* TEXTO PARA LEITURA
----

Saltar para o conteúdo

Da França ao Japão/VIII

Wikisource, a biblioteca livre

CAPITULO VIII

 
O Japão antigo — Os escriptores hollandezes ciosos da descoberta do Japão pelos portuguezes. — Fernão Mendes Pinto. — Como este viajante descobrio o Japão, e como foi recebido n’esse paiz. — S. Francisco Xavier no Japão. — Como forão recebidos os primeiros estrangeiros no Japão. — Os missionarios e os bonzos. — Importancia do commercio portuguez com o Japão.
 


De todos os paizes da Asia, é, na opinião da maior parte dos viajantes, o Império Japonez que mais interesse apresenta, assim pelos costumes dos seus habitantes, como pelo lugar que em breve occupará entre as nações mais adiantadas.

A sua historia, se perde nas tradicções antigas de modo que seria impossivel, determinar-se, com alguma approximação, quaes os costumes d’este povo nos tempos primitivos, e nem mesmo póde-se affirmar qual a sua origem.

Nos annaes historicos d’este paiz, vê-se a identificação dos primeiros chefes japonezes com deoses e semi-deoses de uma mythologia complexa. Assim é, que por elles se vê que, durante dois milhões de annos, reinarão cinco deoses-homens, que se succederão no governo, para irem ás altas regiões decidirem dos destinos de seu paiz. Esta tradição legendaria nos mostra com clareza que a fórma theocratica do governo subsistio até 1868, quando a revolução veio senão, então tornar o Japão um paiz constitucional pelo menos fazel-o pôr em movimento todas as suas forças, e de um salto sahir do estado de barbaria relativo, em que se achava, á um gráo de civilisação bem apreciavel.

Antes de fallarmos do Japão moderno, será indispensavel para accompanharmos o seu progresso, lançarmos a vista sobre sua historia a partir da epocha em que se soube de sua existencia na Europa.

----

* MATERIAL DO EXERCÍCIO
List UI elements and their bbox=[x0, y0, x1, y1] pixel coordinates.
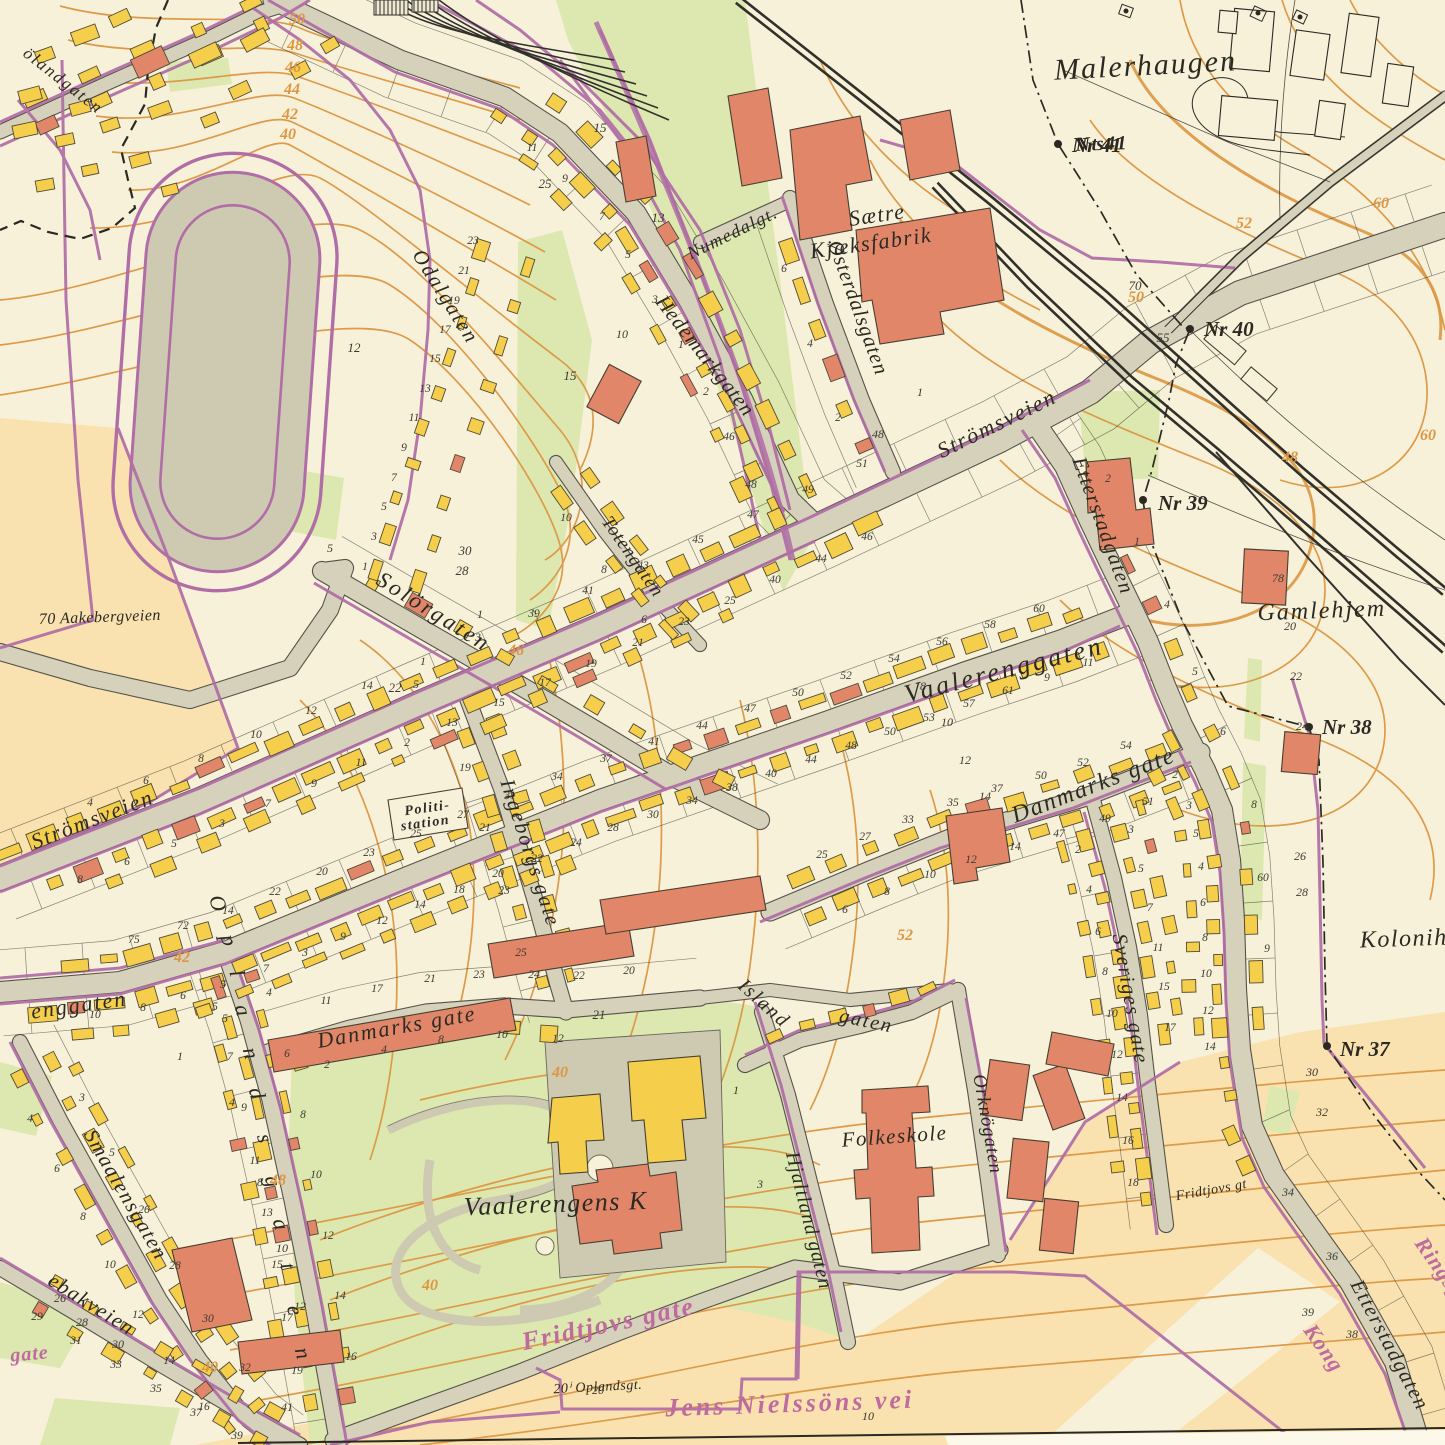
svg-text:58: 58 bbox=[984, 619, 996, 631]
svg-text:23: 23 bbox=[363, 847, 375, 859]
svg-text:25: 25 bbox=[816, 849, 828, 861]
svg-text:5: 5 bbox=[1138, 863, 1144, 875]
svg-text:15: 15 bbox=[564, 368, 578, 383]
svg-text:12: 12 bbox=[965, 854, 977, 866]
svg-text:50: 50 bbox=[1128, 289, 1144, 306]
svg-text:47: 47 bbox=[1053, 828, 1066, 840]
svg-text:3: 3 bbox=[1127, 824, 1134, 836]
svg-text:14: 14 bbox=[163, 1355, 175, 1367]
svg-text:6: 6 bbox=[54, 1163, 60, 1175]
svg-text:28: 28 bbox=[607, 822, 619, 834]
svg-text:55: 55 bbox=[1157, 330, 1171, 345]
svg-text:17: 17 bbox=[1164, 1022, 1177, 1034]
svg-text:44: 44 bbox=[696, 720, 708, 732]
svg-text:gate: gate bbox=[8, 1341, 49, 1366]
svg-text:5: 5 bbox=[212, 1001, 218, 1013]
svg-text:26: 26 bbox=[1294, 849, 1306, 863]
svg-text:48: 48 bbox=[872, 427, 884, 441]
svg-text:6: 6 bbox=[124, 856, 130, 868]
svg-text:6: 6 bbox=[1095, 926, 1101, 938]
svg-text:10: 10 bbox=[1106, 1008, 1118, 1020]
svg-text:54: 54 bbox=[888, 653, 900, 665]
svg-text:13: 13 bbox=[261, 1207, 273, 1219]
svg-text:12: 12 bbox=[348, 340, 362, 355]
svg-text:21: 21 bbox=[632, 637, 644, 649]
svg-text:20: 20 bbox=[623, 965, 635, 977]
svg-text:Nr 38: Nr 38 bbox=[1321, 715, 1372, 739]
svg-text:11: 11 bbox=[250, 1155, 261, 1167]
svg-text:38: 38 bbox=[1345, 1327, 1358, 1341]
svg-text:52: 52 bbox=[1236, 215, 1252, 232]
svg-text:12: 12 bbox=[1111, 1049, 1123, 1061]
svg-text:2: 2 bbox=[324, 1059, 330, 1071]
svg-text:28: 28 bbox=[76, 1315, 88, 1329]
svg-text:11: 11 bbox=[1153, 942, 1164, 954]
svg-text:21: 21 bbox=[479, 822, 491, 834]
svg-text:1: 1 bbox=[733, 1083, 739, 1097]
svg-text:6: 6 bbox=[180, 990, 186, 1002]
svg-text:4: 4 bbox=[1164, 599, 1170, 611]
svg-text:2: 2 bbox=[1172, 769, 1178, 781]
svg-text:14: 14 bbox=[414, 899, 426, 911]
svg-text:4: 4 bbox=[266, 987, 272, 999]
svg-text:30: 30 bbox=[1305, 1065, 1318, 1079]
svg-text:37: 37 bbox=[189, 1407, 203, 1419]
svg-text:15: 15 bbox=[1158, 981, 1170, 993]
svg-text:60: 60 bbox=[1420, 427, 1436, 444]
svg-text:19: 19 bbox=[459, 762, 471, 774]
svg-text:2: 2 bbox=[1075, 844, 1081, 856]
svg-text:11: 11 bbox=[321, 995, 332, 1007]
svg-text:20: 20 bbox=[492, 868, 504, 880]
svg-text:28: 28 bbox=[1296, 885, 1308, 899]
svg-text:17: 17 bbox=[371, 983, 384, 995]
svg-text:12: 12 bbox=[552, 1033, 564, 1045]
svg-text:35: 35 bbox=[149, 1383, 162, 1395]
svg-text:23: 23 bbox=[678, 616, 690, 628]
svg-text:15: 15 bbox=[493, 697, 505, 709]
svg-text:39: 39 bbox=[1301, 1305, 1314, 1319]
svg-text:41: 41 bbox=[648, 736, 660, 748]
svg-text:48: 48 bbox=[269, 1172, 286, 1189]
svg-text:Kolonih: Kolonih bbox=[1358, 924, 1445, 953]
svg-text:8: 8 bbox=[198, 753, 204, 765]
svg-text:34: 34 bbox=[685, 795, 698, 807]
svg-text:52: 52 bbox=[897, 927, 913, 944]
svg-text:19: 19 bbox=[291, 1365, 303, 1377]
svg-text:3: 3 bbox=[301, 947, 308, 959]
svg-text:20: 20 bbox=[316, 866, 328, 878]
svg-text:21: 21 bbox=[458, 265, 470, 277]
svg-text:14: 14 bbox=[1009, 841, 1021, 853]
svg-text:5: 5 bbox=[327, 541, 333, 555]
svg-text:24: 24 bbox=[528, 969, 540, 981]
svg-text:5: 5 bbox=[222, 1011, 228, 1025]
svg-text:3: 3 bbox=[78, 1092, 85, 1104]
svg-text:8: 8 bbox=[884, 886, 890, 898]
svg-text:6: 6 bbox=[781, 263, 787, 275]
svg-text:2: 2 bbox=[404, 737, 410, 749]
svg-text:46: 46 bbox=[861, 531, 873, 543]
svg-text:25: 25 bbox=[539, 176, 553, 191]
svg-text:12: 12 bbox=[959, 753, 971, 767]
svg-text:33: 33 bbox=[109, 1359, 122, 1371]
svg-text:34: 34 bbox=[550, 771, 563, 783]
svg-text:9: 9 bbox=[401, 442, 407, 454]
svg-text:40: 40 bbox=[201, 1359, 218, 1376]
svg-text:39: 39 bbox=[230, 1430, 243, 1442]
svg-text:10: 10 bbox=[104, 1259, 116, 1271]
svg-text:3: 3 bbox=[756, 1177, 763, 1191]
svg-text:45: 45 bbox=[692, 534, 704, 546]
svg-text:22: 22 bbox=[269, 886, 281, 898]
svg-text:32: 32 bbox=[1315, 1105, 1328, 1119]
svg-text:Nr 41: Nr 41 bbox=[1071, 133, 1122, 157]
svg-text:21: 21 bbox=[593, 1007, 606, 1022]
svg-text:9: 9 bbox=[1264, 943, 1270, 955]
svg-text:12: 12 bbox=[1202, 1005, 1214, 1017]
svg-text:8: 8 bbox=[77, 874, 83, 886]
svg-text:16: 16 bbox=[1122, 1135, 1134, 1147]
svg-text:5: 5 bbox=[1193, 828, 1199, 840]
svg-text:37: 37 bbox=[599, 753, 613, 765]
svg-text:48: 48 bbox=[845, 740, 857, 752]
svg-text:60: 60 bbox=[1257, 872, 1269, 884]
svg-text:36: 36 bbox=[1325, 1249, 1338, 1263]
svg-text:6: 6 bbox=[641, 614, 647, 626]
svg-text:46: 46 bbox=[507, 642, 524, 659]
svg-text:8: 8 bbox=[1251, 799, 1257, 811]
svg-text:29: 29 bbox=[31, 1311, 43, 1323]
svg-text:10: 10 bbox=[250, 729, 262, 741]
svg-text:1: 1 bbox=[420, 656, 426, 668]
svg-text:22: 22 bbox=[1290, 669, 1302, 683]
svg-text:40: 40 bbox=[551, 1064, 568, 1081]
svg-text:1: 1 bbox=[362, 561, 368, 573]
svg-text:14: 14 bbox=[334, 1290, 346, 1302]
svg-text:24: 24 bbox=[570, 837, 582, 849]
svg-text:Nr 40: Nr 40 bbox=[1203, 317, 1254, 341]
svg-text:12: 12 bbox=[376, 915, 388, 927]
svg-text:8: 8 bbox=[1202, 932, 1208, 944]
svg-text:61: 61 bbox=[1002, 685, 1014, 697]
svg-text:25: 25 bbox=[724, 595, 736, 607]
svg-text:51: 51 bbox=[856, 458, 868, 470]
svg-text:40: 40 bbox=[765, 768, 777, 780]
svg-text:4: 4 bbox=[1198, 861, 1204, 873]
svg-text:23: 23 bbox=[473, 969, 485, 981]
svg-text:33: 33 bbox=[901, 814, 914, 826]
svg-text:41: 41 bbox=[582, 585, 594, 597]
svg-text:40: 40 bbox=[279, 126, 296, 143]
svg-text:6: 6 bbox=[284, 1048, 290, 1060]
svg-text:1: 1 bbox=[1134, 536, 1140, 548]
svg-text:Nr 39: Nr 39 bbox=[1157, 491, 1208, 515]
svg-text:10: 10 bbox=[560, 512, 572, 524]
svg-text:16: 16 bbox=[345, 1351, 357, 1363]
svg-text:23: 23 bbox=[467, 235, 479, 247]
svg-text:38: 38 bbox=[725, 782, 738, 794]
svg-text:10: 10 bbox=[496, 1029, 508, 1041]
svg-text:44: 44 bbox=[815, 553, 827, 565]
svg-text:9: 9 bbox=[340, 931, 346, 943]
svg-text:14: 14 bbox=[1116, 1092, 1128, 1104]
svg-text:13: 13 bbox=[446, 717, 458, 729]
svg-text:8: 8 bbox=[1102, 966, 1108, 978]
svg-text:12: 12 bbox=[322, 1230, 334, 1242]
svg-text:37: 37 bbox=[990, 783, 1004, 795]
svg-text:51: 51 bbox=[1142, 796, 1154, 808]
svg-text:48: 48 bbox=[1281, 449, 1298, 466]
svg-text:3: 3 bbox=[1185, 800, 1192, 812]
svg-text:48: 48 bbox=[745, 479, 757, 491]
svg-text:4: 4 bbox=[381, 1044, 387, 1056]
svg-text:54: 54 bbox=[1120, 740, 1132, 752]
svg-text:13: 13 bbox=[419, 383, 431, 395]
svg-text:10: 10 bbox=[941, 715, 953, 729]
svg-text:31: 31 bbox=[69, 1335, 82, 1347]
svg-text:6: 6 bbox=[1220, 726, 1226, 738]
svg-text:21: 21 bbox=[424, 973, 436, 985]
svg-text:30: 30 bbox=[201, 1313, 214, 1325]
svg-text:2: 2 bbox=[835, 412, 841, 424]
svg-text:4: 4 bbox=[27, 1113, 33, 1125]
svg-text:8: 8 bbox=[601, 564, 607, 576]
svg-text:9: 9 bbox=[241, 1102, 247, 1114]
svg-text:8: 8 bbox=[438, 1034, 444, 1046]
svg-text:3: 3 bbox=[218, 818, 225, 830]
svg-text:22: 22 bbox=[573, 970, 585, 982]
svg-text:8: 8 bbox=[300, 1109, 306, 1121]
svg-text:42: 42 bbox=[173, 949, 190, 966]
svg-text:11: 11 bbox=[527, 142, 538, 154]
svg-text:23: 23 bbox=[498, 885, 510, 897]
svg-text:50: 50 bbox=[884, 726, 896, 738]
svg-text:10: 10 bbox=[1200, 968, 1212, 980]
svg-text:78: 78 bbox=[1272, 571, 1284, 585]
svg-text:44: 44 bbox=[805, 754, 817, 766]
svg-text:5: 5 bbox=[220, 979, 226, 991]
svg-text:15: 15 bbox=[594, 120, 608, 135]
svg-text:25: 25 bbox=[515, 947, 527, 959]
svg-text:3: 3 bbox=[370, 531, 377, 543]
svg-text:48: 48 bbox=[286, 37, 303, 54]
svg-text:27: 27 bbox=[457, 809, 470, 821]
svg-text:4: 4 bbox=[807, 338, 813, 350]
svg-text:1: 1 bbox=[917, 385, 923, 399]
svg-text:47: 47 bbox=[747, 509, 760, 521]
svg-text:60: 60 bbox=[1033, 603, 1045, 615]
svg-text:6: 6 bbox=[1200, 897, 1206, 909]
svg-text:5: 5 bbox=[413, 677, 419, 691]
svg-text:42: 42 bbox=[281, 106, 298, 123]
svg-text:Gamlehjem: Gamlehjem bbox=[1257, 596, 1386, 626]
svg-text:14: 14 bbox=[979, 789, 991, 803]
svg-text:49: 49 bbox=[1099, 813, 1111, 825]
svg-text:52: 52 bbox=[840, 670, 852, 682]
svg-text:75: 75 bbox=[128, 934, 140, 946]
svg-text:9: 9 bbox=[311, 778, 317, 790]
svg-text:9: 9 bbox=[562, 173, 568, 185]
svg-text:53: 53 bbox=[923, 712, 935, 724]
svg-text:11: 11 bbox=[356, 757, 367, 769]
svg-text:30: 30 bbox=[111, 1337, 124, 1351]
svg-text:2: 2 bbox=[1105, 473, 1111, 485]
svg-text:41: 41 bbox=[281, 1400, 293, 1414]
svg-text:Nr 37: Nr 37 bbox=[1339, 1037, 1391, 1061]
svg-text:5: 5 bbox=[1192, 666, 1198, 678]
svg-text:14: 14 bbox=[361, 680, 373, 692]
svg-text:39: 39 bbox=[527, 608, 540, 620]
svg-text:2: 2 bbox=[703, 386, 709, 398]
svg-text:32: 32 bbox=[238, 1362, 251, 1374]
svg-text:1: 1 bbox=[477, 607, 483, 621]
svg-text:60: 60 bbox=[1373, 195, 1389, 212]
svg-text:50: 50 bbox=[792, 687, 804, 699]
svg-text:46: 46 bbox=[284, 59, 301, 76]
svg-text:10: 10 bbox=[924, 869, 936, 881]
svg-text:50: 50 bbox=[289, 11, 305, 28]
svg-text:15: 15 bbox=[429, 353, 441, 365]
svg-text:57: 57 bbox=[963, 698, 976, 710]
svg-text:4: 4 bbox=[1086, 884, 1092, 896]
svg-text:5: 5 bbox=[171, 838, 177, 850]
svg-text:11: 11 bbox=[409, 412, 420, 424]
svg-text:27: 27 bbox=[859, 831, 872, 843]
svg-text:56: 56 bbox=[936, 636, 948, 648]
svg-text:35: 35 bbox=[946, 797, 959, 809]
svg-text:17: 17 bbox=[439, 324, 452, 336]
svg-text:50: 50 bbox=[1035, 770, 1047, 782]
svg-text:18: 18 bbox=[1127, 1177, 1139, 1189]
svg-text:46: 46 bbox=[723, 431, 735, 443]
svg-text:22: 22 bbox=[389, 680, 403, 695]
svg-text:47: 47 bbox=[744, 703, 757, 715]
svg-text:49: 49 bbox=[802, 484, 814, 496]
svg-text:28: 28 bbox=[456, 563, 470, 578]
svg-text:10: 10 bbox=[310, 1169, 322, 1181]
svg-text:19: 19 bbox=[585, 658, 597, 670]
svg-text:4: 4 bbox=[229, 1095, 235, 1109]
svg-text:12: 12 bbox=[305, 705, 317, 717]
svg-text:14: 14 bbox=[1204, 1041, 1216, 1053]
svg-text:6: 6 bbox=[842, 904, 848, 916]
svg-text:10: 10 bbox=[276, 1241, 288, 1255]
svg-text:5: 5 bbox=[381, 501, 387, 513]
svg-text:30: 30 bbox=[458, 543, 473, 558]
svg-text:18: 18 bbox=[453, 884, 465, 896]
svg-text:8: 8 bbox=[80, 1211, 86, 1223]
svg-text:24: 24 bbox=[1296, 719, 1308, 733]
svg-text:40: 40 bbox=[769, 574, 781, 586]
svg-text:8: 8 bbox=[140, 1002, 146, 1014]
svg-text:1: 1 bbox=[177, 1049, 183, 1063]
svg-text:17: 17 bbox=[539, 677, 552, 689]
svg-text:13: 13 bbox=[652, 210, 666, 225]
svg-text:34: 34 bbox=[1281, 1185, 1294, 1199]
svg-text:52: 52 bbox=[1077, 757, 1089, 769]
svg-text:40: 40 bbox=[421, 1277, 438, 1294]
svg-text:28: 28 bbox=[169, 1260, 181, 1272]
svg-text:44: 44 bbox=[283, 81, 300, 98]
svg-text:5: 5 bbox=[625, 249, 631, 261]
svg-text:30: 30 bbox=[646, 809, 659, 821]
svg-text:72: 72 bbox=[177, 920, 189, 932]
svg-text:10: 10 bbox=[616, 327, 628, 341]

----

* LISTA DE TAREFAS
1. Segundo o texto sobre o Japão, até que ano subsistiu a forma teocrática de governo?
2. Reescreva as linhas da listagem começando na que contém "svg-text:58: 58 bbox=[984, 619, 996, 631]" e terminando na que contém "svg-text:44: 44 bbox=[696, 720, 708, 732]", substituindo "svg-text" por "texto-svg" e deixando todo o resto inalterado.

* RESPOSTAS DO EXERCÍCIO
1. Até 1868.

2.
texto-svg:58: 58 bbox=[984, 619, 996, 631]
texto-svg:23: 23 bbox=[363, 847, 375, 859]
texto-svg:25: 25 bbox=[816, 849, 828, 861]
texto-svg:5: 5 bbox=[1138, 863, 1144, 875]
texto-svg:15: 15 bbox=[564, 368, 578, 383]
texto-svg:12: 12 bbox=[965, 854, 977, 866]
texto-svg:50: 50 bbox=[1128, 289, 1144, 306]
texto-svg:47: 47 bbox=[1053, 828, 1066, 840]
texto-svg:3: 3 bbox=[1127, 824, 1134, 836]
texto-svg:14: 14 bbox=[163, 1355, 175, 1367]
texto-svg:6: 6 bbox=[54, 1163, 60, 1175]
texto-svg:28: 28 bbox=[607, 822, 619, 834]
texto-svg:55: 55 bbox=[1157, 330, 1171, 345]
texto-svg:17: 17 bbox=[1164, 1022, 1177, 1034]
texto-svg:44: 44 bbox=[696, 720, 708, 732]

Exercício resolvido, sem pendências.